What this task involves: Your answer should be one number: how many lines of the records hold the string "color".

Source records:
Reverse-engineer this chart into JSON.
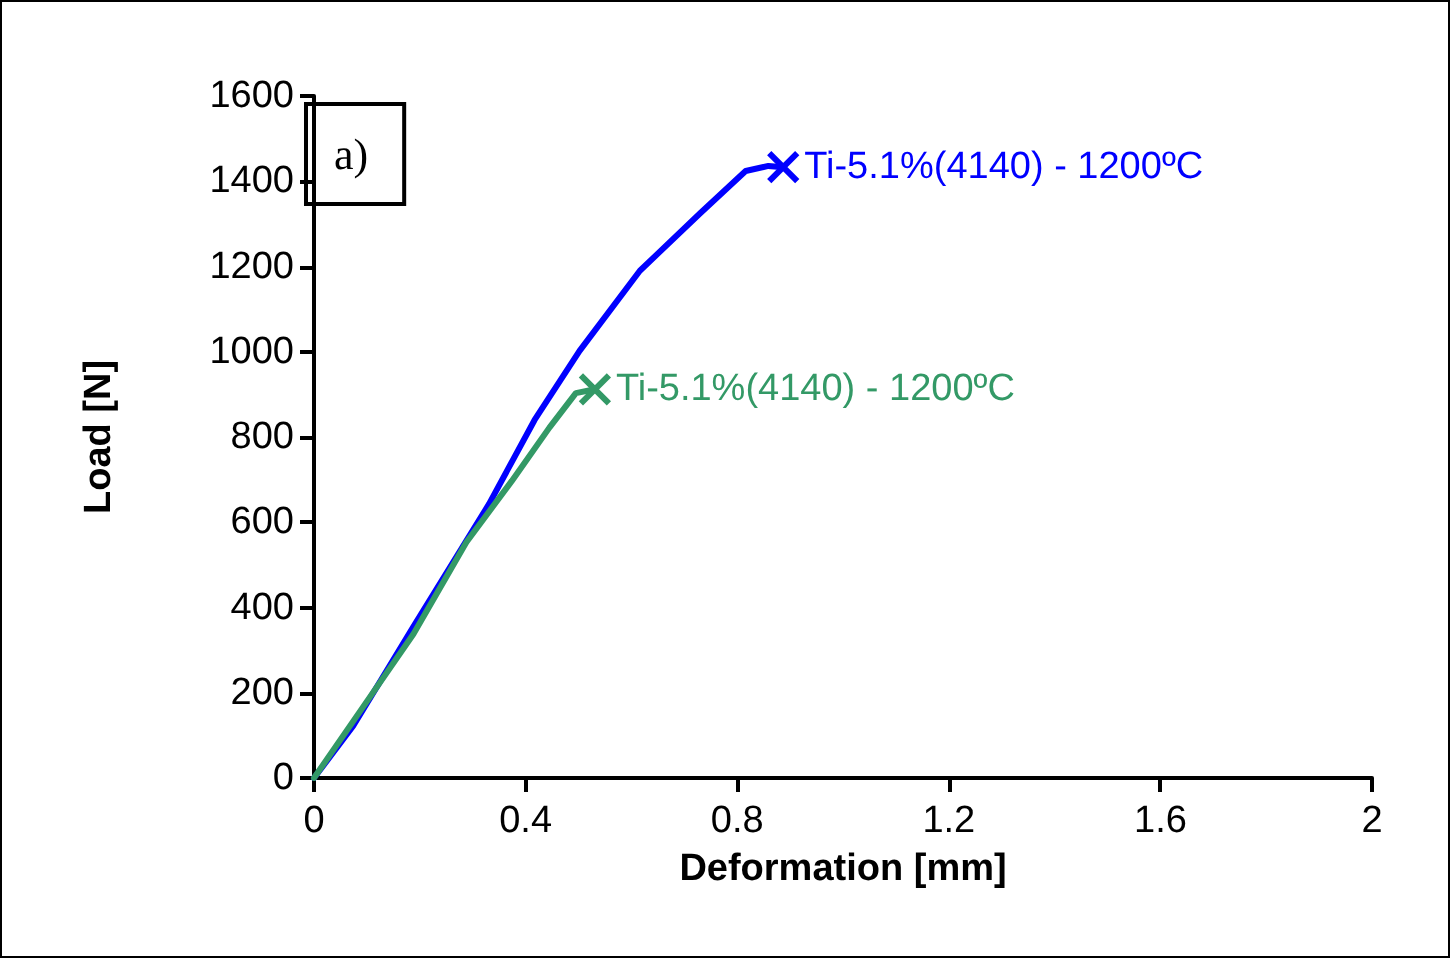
{
  "chart_data": {
    "type": "line",
    "xlabel": "Deformation [mm]",
    "ylabel": "Load [N]",
    "xlim": [
      0,
      2
    ],
    "xticks": [
      0,
      0.4,
      0.8,
      1.2,
      1.6,
      2
    ],
    "ylim": [
      0,
      1600
    ],
    "yticks": [
      0,
      200,
      400,
      600,
      800,
      1000,
      1200,
      1400,
      1600
    ],
    "grid": false,
    "legend": false,
    "line_style": "solid",
    "annotations": [
      "a)"
    ],
    "series": [
      {
        "name": "Ti-5.1%(4140) - 1200ºC",
        "color": "#0000ff",
        "x": [
          0,
          0.074,
          0.188,
          0.331,
          0.417,
          0.502,
          0.616,
          0.73,
          0.816,
          0.859,
          0.887
        ],
        "values": [
          0,
          122,
          355,
          643,
          840,
          1002,
          1190,
          1325,
          1424,
          1436,
          1433
        ]
      },
      {
        "name": "Ti-5.1%(4140) - 1200ºC",
        "color": "#339966",
        "x": [
          0,
          0.088,
          0.188,
          0.288,
          0.374,
          0.445,
          0.495,
          0.531
        ],
        "values": [
          0,
          158,
          338,
          553,
          697,
          822,
          903,
          912
        ]
      }
    ]
  }
}
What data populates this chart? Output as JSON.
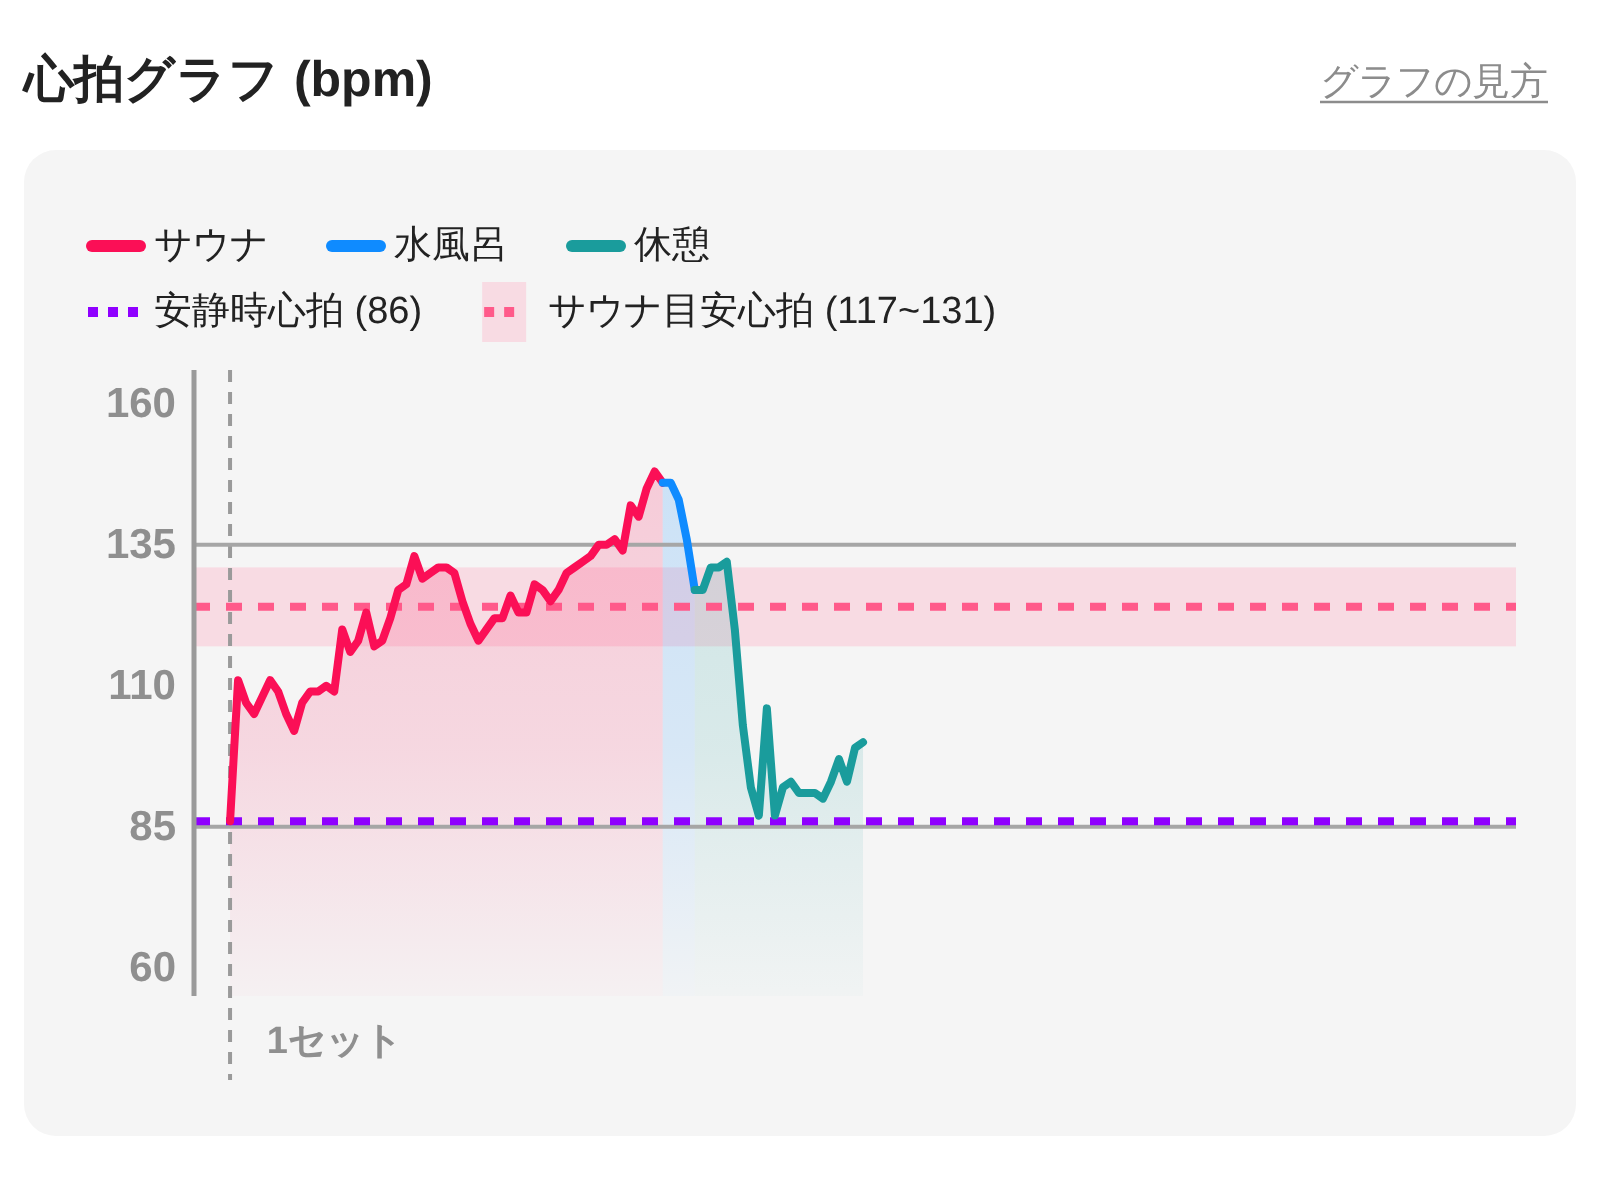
{
  "chart_data": {
    "type": "area",
    "title": "心拍グラフ (bpm)",
    "annotations": [
      "グラフの見方"
    ],
    "categories": [
      null,
      null,
      null,
      null,
      null,
      null,
      null,
      null,
      null,
      null,
      null,
      null,
      null,
      null,
      null,
      null,
      null,
      "1セット",
      null,
      null,
      null,
      null,
      null,
      null,
      null,
      null,
      null,
      null,
      null,
      null,
      null,
      null,
      null,
      null,
      null,
      null,
      null,
      null,
      null,
      null,
      null,
      null,
      null,
      null,
      null,
      null,
      null,
      null,
      null,
      null,
      null,
      null,
      null,
      null,
      null,
      null,
      null,
      null,
      null,
      null,
      null,
      null,
      null,
      null,
      null,
      null,
      null,
      null,
      null,
      null,
      null,
      null,
      null,
      null,
      null,
      null,
      null,
      null,
      null,
      null,
      null,
      null,
      null,
      null,
      null,
      null,
      null,
      null,
      null,
      null,
      null,
      null,
      null,
      null,
      null,
      null,
      null,
      null,
      null,
      null,
      null,
      null,
      null,
      null,
      null,
      null,
      null,
      null,
      null,
      null,
      null,
      null,
      null,
      null,
      null,
      null,
      null,
      null,
      null,
      null,
      null,
      null,
      null,
      null,
      null,
      null,
      null,
      null,
      null,
      null,
      null,
      null,
      null,
      null,
      null,
      null,
      null,
      null,
      null,
      null,
      null,
      null,
      null,
      null,
      null,
      null,
      null,
      null,
      null,
      null,
      null,
      null,
      null,
      null,
      null,
      null,
      null,
      null,
      null,
      null,
      null,
      null,
      null,
      null,
      null
    ],
    "series": [
      {
        "name": "サウナ",
        "color": "#fb0f56",
        "values": [
          null,
          null,
          null,
          null,
          86,
          111,
          107,
          105,
          108,
          111,
          109,
          105,
          102,
          107,
          109,
          109,
          110,
          109,
          120,
          116,
          118,
          123,
          117,
          118,
          122,
          127,
          128,
          133,
          129,
          130,
          131,
          131,
          130,
          125,
          121,
          118,
          120,
          122,
          122,
          126,
          123,
          123,
          128,
          127,
          125,
          127,
          130,
          131,
          132,
          133,
          135,
          135,
          136,
          134,
          142,
          140,
          145,
          148,
          146,
          null,
          null,
          null,
          null,
          null,
          null,
          null,
          null,
          null,
          null,
          null,
          null,
          null,
          null,
          null,
          null,
          null,
          null,
          null,
          null,
          null,
          null,
          null,
          null,
          null,
          null,
          null,
          null,
          null,
          null,
          null,
          null,
          null,
          null,
          null,
          null,
          null,
          null,
          null,
          null,
          null,
          null,
          null,
          null,
          null,
          null,
          null,
          null,
          null,
          null,
          null,
          null,
          null,
          null,
          null,
          null,
          null,
          null,
          null,
          null,
          null,
          null,
          null,
          null,
          null,
          null,
          null,
          null,
          null,
          null,
          null,
          null,
          null,
          null,
          null,
          null,
          null,
          null,
          null,
          null,
          null,
          null,
          null,
          null,
          null,
          null,
          null,
          null,
          null,
          null,
          null,
          null,
          null,
          null,
          null,
          null,
          null,
          null,
          null,
          null,
          null,
          null,
          null,
          null,
          null,
          null
        ]
      },
      {
        "name": "水風呂",
        "color": "#0f8bff",
        "values": [
          null,
          null,
          null,
          null,
          null,
          null,
          null,
          null,
          null,
          null,
          null,
          null,
          null,
          null,
          null,
          null,
          null,
          null,
          null,
          null,
          null,
          null,
          null,
          null,
          null,
          null,
          null,
          null,
          null,
          null,
          null,
          null,
          null,
          null,
          null,
          null,
          null,
          null,
          null,
          null,
          null,
          null,
          null,
          null,
          null,
          null,
          null,
          null,
          null,
          null,
          null,
          null,
          null,
          null,
          null,
          null,
          null,
          null,
          146,
          146,
          143,
          136,
          127,
          null,
          null,
          null,
          null,
          null,
          null,
          null,
          null,
          null,
          null,
          null,
          null,
          null,
          null,
          null,
          null,
          null,
          null,
          null,
          null,
          null,
          null,
          null,
          null,
          null,
          null,
          null,
          null,
          null,
          null,
          null,
          null,
          null,
          null,
          null,
          null,
          null,
          null,
          null,
          null,
          null,
          null,
          null,
          null,
          null,
          null,
          null,
          null,
          null,
          null,
          null,
          null,
          null,
          null,
          null,
          null,
          null,
          null,
          null,
          null,
          null,
          null,
          null,
          null,
          null,
          null,
          null,
          null,
          null,
          null,
          null,
          null,
          null,
          null,
          null,
          null,
          null,
          null,
          null,
          null,
          null,
          null,
          null,
          null,
          null,
          null,
          null,
          null,
          null,
          null,
          null,
          null,
          null,
          null,
          null,
          null,
          null,
          null,
          null,
          null,
          null,
          null
        ]
      },
      {
        "name": "休憩",
        "color": "#1a9c9c",
        "values": [
          null,
          null,
          null,
          null,
          null,
          null,
          null,
          null,
          null,
          null,
          null,
          null,
          null,
          null,
          null,
          null,
          null,
          null,
          null,
          null,
          null,
          null,
          null,
          null,
          null,
          null,
          null,
          null,
          null,
          null,
          null,
          null,
          null,
          null,
          null,
          null,
          null,
          null,
          null,
          null,
          null,
          null,
          null,
          null,
          null,
          null,
          null,
          null,
          null,
          null,
          null,
          null,
          null,
          null,
          null,
          null,
          null,
          null,
          null,
          null,
          null,
          null,
          127,
          127,
          131,
          131,
          132,
          120,
          103,
          92,
          87,
          106,
          87,
          92,
          93,
          91,
          91,
          91,
          90,
          93,
          97,
          93,
          99,
          100,
          null,
          null,
          null,
          null,
          null,
          null,
          null,
          null,
          null,
          null,
          null,
          null,
          null,
          null,
          null,
          null,
          null,
          null,
          null,
          null,
          null,
          null,
          null,
          null,
          null,
          null,
          null,
          null,
          null,
          null,
          null,
          null,
          null,
          null,
          null,
          null,
          null,
          null,
          null,
          null,
          null,
          null,
          null,
          null,
          null,
          null,
          null,
          null,
          null,
          null,
          null,
          null,
          null,
          null,
          null,
          null,
          null,
          null,
          null,
          null,
          null,
          null,
          null,
          null,
          null,
          null,
          null,
          null,
          null,
          null,
          null,
          null,
          null,
          null,
          null,
          null,
          null,
          null,
          null,
          null,
          null
        ]
      }
    ],
    "ylim": [
      55,
      166
    ],
    "yticks": [
      60,
      85,
      110,
      135,
      160
    ],
    "ref_lines": [
      {
        "axis": "y",
        "value": 135,
        "color": "#a6a6a6"
      },
      {
        "axis": "y",
        "value": 85,
        "color": "#a6a6a6"
      },
      {
        "axis": "y",
        "value": 124,
        "color": "#ff5a8a",
        "line_style": "dotted"
      },
      {
        "axis": "y",
        "value": 86,
        "label": "安静時心拍 (86)",
        "color": "#8f00ff",
        "line_style": "dotted"
      }
    ],
    "bands": [
      {
        "axis": "y",
        "from": 117,
        "to": 131,
        "label": "サウナ目安心拍 (117~131)",
        "color": "#f8dbe3"
      }
    ],
    "legend": "top left"
  }
}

Written answer: 10